SET PROBLEM
Filter the records below for the word "folders". Copy each line that holds it.

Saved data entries
┌────────

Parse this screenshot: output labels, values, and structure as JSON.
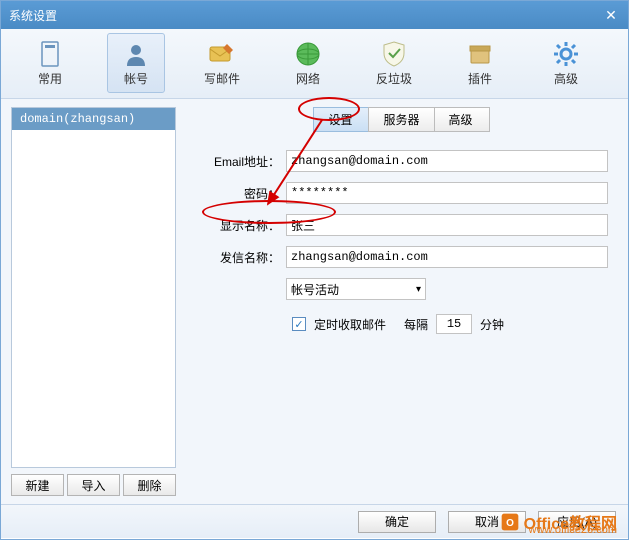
{
  "window": {
    "title": "系统设置"
  },
  "toolbar": {
    "items": [
      {
        "label": "常用"
      },
      {
        "label": "帐号"
      },
      {
        "label": "写邮件"
      },
      {
        "label": "网络"
      },
      {
        "label": "反垃圾"
      },
      {
        "label": "插件"
      },
      {
        "label": "高级"
      }
    ]
  },
  "sidebar": {
    "account": "domain(zhangsan)",
    "buttons": {
      "new": "新建",
      "import": "导入",
      "delete": "删除"
    }
  },
  "tabs": {
    "settings": "设置",
    "server": "服务器",
    "advanced": "高级"
  },
  "form": {
    "email_label": "Email地址：",
    "email_value": "zhangsan@domain.com",
    "password_label": "密码：",
    "password_value": "********",
    "display_label": "显示名称：",
    "display_value": "张三",
    "sender_label": "发信名称：",
    "sender_value": "zhangsan@domain.com",
    "select_value": "帐号活动",
    "checkbox_label": "定时收取邮件",
    "interval_prefix": "每隔",
    "interval_value": "15",
    "interval_suffix": "分钟"
  },
  "footer": {
    "ok": "确定",
    "cancel": "取消",
    "apply": "应用(A)"
  },
  "watermark": {
    "brand": "Office教程网",
    "url": "www.office26.com"
  }
}
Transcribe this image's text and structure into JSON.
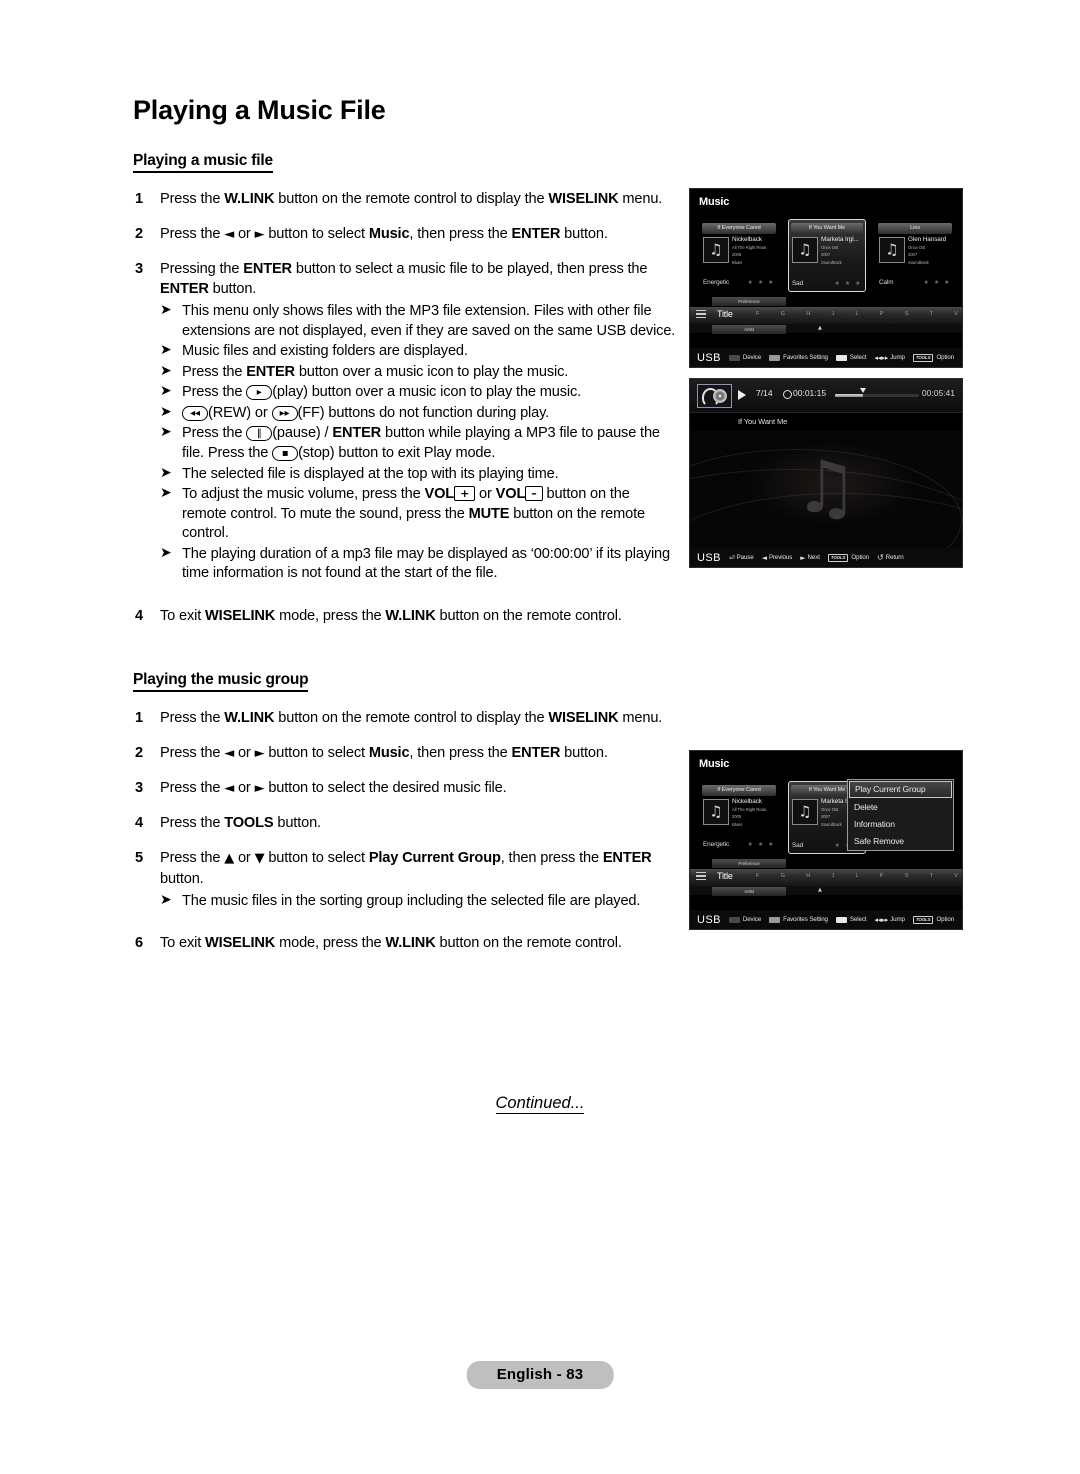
{
  "page": {
    "title": "Playing a Music File",
    "continued": "Continued...",
    "footer_badge": "English - 83"
  },
  "sections": [
    {
      "heading": "Playing a music file",
      "steps": [
        {
          "num": "1",
          "text_parts": [
            {
              "t": "Press the ",
              "b": false
            },
            {
              "t": "W.LINK",
              "b": true
            },
            {
              "t": " button on the remote control to display the ",
              "b": false
            },
            {
              "t": "WISELINK",
              "b": true
            },
            {
              "t": " menu.",
              "b": false
            }
          ]
        },
        {
          "num": "2",
          "text_parts": [
            {
              "t": "Press the ",
              "b": false
            },
            {
              "t": "◄",
              "b": false
            },
            {
              "t": " or ",
              "b": false
            },
            {
              "t": "►",
              "b": false
            },
            {
              "t": " button to select ",
              "b": false
            },
            {
              "t": "Music",
              "b": true
            },
            {
              "t": ", then press the ",
              "b": false
            },
            {
              "t": "ENTER",
              "b": true
            },
            {
              "t": " button.",
              "b": false
            }
          ]
        },
        {
          "num": "3",
          "text_parts": [
            {
              "t": "Pressing the ",
              "b": false
            },
            {
              "t": "ENTER",
              "b": true
            },
            {
              "t": " button to select a music file to be played, then press the ",
              "b": false
            },
            {
              "t": "ENTER",
              "b": true
            },
            {
              "t": " button.",
              "b": false
            }
          ],
          "bullets": [
            "This menu only shows files with the MP3 file extension. Files with other file extensions are not displayed, even if they are saved on the same USB device.",
            "Music files and existing folders are displayed.",
            "Press the ENTER button over a music icon to play the music.",
            "Press the (play) button over a music icon to play the music.",
            "(REW) or (FF) buttons do not function during play.",
            "Press the (pause) / ENTER button while playing a MP3 file to pause the file. Press the (stop) button to exit Play mode.",
            "The selected file is displayed at the top with its playing time.",
            "To adjust the music volume, press the VOL + or VOL - button on the remote control. To mute the sound, press the MUTE button on the remote control.",
            "The playing duration of a mp3 file may be displayed as ‘00:00:00’ if its playing time information is not found at the start of the file."
          ]
        },
        {
          "num": "4",
          "text_parts": [
            {
              "t": "To exit ",
              "b": false
            },
            {
              "t": "WISELINK",
              "b": true
            },
            {
              "t": " mode, press the ",
              "b": false
            },
            {
              "t": "W.LINK",
              "b": true
            },
            {
              "t": " button on the remote control.",
              "b": false
            }
          ]
        }
      ]
    },
    {
      "heading": "Playing the music group",
      "steps": [
        {
          "num": "1"
        },
        {
          "num": "2"
        },
        {
          "num": "3"
        },
        {
          "num": "4"
        },
        {
          "num": "5"
        },
        {
          "num": "6"
        }
      ]
    }
  ],
  "bullet_fragments": {
    "b1": "This menu only shows files with the MP3 file extension. Files with other file extensions are not displayed, even if they are saved on the same USB device.",
    "b2": "Music files and existing folders are displayed.",
    "b3_a": "Press the ",
    "b3_b": "ENTER",
    "b3_c": " button over a music icon to play the music.",
    "b4_a": "Press the ",
    "b4_b": "(play) button over a music icon to play the music.",
    "b5_a": "(REW) or ",
    "b5_b": "(FF) buttons do not function during play.",
    "b6_a": "Press the ",
    "b6_b": "(pause) / ",
    "b6_c": "ENTER",
    "b6_d": " button while playing a MP3 file to pause the file. Press the ",
    "b6_e": "(stop) button to exit Play mode.",
    "b7": "The selected file is displayed at the top with its playing time.",
    "b8_a": "To adjust the music volume, press the ",
    "b8_vol1": "VOL",
    "b8_plus": "+",
    "b8_or": " or ",
    "b8_vol2": "VOL",
    "b8_minus": "–",
    "b8_b": " button on the remote control. To mute the sound, press the ",
    "b8_mute": "MUTE",
    "b8_c": " button on the remote control.",
    "b9": "The playing duration of a mp3 file may be displayed as ‘00:00:00’ if its playing time information is not found at the start of the file.",
    "g5_bullet": "The music files in the sorting group including the selected file are played."
  },
  "step_text": {
    "s1_a": "Press the ",
    "s1_wlink": "W.LINK",
    "s1_b": " button on the remote control to display the ",
    "s1_wiselink": "WISELINK",
    "s1_c": " menu.",
    "s2_a": "Press the ",
    "s2_left": "◄",
    "s2_or": " or ",
    "s2_right": "►",
    "s2_b": " button to select ",
    "s2_music": "Music",
    "s2_c": ", then press the ",
    "s2_enter": "ENTER",
    "s2_d": " button.",
    "s3_a": "Pressing the ",
    "s3_enter1": "ENTER",
    "s3_b": " button to select a music file to be played, then press the ",
    "s3_enter2": "ENTER",
    "s3_c": " button.",
    "s4_a": "To exit ",
    "s4_wiselink": "WISELINK",
    "s4_b": " mode, press the ",
    "s4_wlink": "W.LINK",
    "s4_c": " button on the remote control.",
    "g3_a": "Press the ",
    "g3_left": "◄",
    "g3_or": " or ",
    "g3_right": "►",
    "g3_b": " button to select the desired music file.",
    "g4_a": "Press the ",
    "g4_tools": "TOOLS",
    "g4_b": " button.",
    "g5_a": "Press the ",
    "g5_up": "▲",
    "g5_or": " or ",
    "g5_down": "▼",
    "g5_b": " button to select ",
    "g5_play": "Play Current Group",
    "g5_c": ", then press the ",
    "g5_enter": "ENTER",
    "g5_d": " button.",
    "g6_a": "To exit ",
    "g6_wiselink": "WISELINK",
    "g6_b": " mode, press the ",
    "g6_wlink": "W.LINK",
    "g6_c": " button on the remote control."
  },
  "keycaps": {
    "play": "▸",
    "rew": "◂◂",
    "ff": "▸▸",
    "pause": "‖",
    "stop": "▪"
  },
  "tv_music_menu": {
    "title": "Music",
    "cards": [
      {
        "header": "If Everyone Cared",
        "artist": "Nickelback",
        "album": "All The Right Reas.",
        "year": "2005",
        "genre": "Blues",
        "mood": "Energetic",
        "stars": "★ ★ ★",
        "selected": false
      },
      {
        "header": "If You Want Me",
        "artist": "Marketa Irgl...",
        "album": "Once Ost",
        "year": "2007",
        "genre": "Soundtrack",
        "mood": "Sad",
        "stars": "★ ★ ★",
        "selected": true
      },
      {
        "header": "Lies",
        "artist": "Glen Hansard",
        "album": "Once Ost",
        "year": "2007",
        "genre": "Soundtrack",
        "mood": "Calm",
        "stars": "★ ★ ★",
        "selected": false
      }
    ],
    "sort": {
      "preference_tab": "Preference",
      "title_tab": "Title",
      "artist_tab": "Artist",
      "letters": [
        "F",
        "G",
        "H",
        "J",
        "L",
        "P",
        "S",
        "T",
        "V"
      ],
      "caret": "▲"
    },
    "guide": {
      "usb": "USB",
      "items": [
        {
          "label": "Device",
          "swatch": "#4a4a4a",
          "kind": "swatch"
        },
        {
          "label": "Favorites Setting",
          "swatch": "#9a9a9a",
          "kind": "swatch"
        },
        {
          "label": "Select",
          "swatch": "#e8e8e8",
          "kind": "swatch"
        },
        {
          "label": "Jump",
          "icon": "◂◂▸▸",
          "kind": "icon"
        },
        {
          "label": "Option",
          "chip": "TOOLS",
          "kind": "chip"
        }
      ]
    }
  },
  "tv_player": {
    "track_index": "7/14",
    "elapsed": "00:01:15",
    "total": "00:05:41",
    "now_playing": "If You Want Me",
    "progress_percent": 22,
    "guide": {
      "usb": "USB",
      "items": [
        {
          "label": "Pause",
          "icon": "⏎",
          "kind": "icon"
        },
        {
          "label": "Previous",
          "icon": "◄",
          "kind": "icon"
        },
        {
          "label": "Next",
          "icon": "►",
          "kind": "icon"
        },
        {
          "label": "Option",
          "chip": "TOOLS",
          "kind": "chip"
        },
        {
          "label": "Return",
          "icon": "↺",
          "kind": "icon"
        }
      ]
    }
  },
  "tv_tools_menu": {
    "title": "Music",
    "menu_items": [
      {
        "label": "Play Current Group",
        "selected": true
      },
      {
        "label": "Delete",
        "selected": false
      },
      {
        "label": "Information",
        "selected": false
      },
      {
        "label": "Safe Remove",
        "selected": false
      }
    ]
  }
}
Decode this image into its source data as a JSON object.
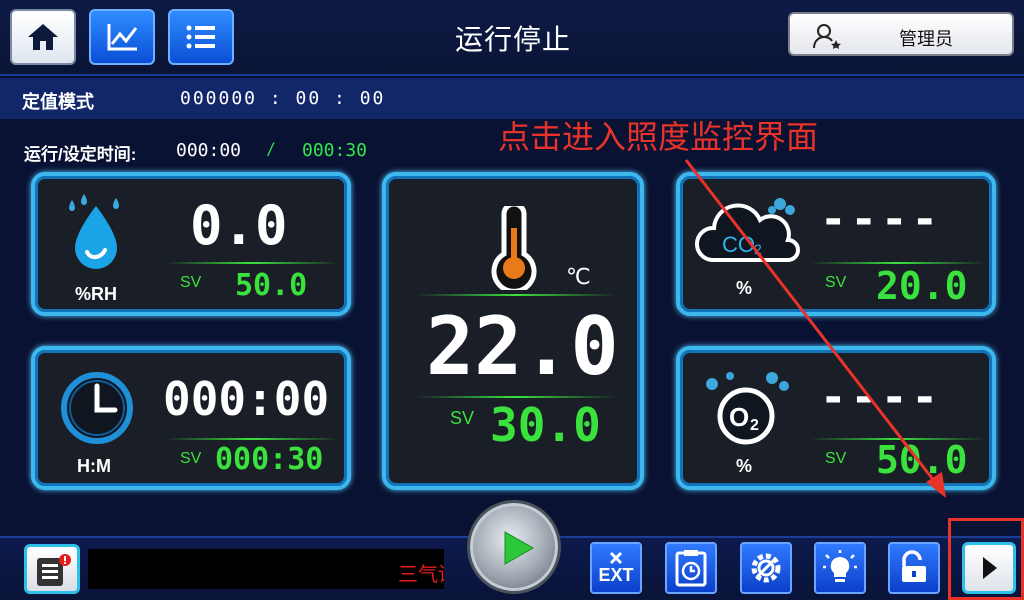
{
  "header": {
    "title": "运行停止",
    "user_label": "管理员",
    "icons": [
      "home-icon",
      "chart-icon",
      "list-icon",
      "user-icon"
    ]
  },
  "mode": {
    "label": "定值模式",
    "time": "000000 : 00 : 00"
  },
  "run": {
    "label": "运行/设定时间:",
    "elapsed": "000:00",
    "separator": "/",
    "set": "000:30"
  },
  "annotation": "点击进入照度监控界面",
  "humidity": {
    "pv": "0.0",
    "sv_label": "SV",
    "sv": "50.0",
    "unit": "%RH"
  },
  "time_panel": {
    "pv": "000:00",
    "sv_label": "SV",
    "sv": "000:30",
    "unit": "H:M"
  },
  "temperature": {
    "pv": "22.0",
    "sv_label": "SV",
    "sv": "30.0",
    "unit": "℃"
  },
  "co2": {
    "pv": "----",
    "sv_label": "SV",
    "sv": "20.0",
    "unit": "%",
    "icon_text": "CO",
    "icon_sub": "2"
  },
  "o2": {
    "pv": "----",
    "sv_label": "SV",
    "sv": "50.0",
    "unit": "%",
    "icon_text": "O",
    "icon_sub": "2"
  },
  "bottom": {
    "ticker_text": "三气调",
    "exit_label": "EXT",
    "tools": [
      "exit-icon",
      "clipboard-timer-icon",
      "gear-icon",
      "light-bulb-icon",
      "unlock-icon"
    ]
  },
  "colors": {
    "accent_blue": "#3db8ee",
    "sv_green": "#39e23d",
    "annotation_red": "#e8332a"
  }
}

└────────

SOLUTION FOR THIS EXERCISE
            "Music files and existing folders are displayed.",
    "b2": "Music files and existing folders are displayed.",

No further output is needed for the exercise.